Aim of the task
Extract every line that includes the string "JSON".

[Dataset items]
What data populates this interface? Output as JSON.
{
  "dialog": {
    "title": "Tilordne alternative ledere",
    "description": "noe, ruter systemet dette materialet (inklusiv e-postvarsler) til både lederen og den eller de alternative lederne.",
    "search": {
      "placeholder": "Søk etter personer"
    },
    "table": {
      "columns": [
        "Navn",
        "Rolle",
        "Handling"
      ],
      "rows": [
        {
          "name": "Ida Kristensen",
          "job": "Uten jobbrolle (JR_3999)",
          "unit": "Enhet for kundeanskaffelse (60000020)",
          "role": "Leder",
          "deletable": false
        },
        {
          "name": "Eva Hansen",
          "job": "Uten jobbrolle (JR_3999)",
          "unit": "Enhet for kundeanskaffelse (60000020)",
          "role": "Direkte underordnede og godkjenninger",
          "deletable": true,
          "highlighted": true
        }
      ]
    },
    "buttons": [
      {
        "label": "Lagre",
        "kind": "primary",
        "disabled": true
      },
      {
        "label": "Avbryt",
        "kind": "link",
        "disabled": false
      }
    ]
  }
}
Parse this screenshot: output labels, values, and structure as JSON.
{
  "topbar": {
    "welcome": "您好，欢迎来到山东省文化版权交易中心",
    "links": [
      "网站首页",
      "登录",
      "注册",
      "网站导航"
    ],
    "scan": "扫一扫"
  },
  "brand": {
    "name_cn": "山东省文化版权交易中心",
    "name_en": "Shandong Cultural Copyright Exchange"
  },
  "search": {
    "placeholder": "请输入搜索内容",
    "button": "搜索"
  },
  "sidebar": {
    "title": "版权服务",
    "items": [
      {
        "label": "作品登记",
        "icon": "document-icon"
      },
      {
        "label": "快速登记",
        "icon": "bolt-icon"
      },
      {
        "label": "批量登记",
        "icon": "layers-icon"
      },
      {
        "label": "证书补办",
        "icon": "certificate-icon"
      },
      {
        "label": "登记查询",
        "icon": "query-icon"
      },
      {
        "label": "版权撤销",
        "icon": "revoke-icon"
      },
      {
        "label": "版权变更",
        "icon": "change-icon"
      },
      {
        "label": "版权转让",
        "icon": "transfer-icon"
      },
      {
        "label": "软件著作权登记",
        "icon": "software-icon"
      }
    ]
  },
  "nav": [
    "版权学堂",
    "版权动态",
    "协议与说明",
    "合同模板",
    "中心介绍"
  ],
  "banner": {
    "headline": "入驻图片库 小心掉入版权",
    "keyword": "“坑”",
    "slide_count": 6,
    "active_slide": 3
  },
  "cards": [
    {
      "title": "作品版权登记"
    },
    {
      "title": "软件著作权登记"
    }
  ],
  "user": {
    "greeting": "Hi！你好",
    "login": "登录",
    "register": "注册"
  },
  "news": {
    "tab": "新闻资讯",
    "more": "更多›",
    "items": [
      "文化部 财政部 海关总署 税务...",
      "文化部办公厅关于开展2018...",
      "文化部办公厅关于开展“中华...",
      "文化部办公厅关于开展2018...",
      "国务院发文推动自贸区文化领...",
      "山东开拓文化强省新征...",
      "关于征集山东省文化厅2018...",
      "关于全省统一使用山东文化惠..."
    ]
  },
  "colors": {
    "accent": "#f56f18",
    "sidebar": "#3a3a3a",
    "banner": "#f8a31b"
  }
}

Reply to the exercise
What data populates this interface? Output as JSON.
Parse this screenshot: output labels, values, and structure as JSON.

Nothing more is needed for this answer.